--- Start Records provided ---

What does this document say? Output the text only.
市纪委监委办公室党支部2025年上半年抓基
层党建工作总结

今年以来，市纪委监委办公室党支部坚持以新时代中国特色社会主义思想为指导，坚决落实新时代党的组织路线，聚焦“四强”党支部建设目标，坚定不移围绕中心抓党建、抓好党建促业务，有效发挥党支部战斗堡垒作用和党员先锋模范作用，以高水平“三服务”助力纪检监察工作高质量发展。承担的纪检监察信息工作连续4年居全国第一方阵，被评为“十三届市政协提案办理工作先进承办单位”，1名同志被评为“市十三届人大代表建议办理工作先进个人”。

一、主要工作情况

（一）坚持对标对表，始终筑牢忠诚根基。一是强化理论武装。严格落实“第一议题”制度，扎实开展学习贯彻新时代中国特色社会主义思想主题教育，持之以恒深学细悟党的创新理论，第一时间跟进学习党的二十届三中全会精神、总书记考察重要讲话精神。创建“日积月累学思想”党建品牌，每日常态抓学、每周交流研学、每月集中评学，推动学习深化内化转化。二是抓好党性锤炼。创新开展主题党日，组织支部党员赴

--- End Records provided ---

Every line of the material must be returned exactly as it appears.

» **Reply to the task**
What does this document say? Output the text only.
市纪委监委办公室党支部2025年上半年抓基
层党建工作总结

今年以来，市纪委监委办公室党支部坚持以新时代中国特色社会主义思想为指导，坚决落实新时代党的组织路线，聚焦“四强”党支部建设目标，坚定不移围绕中心抓党建、抓好党建促业务，有效发挥党支部战斗堡垒作用和党员先锋模范作用，以高水平“三服务”助力纪检监察工作高质量发展。承担的纪检监察信息工作连续4年居全国第一方阵，被评为“十三届市政协提案办理工作先进承办单位”，1名同志被评为“市十三届人大代表建议办理工作先进个人”。

一、主要工作情况

（一）坚持对标对表，始终筑牢忠诚根基。一是强化理论武装。严格落实“第一议题”制度，扎实开展学习贯彻新时代中国特色社会主义思想主题教育，持之以恒深学细悟党的创新理论，第一时间跟进学习党的二十届三中全会精神、总书记考察重要讲话精神。创建“日积月累学思想”党建品牌，每日常态抓学、每周交流研学、每月集中评学，推动学习深化内化转化。二是抓好党性锤炼。创新开展主题党日，组织支部党员赴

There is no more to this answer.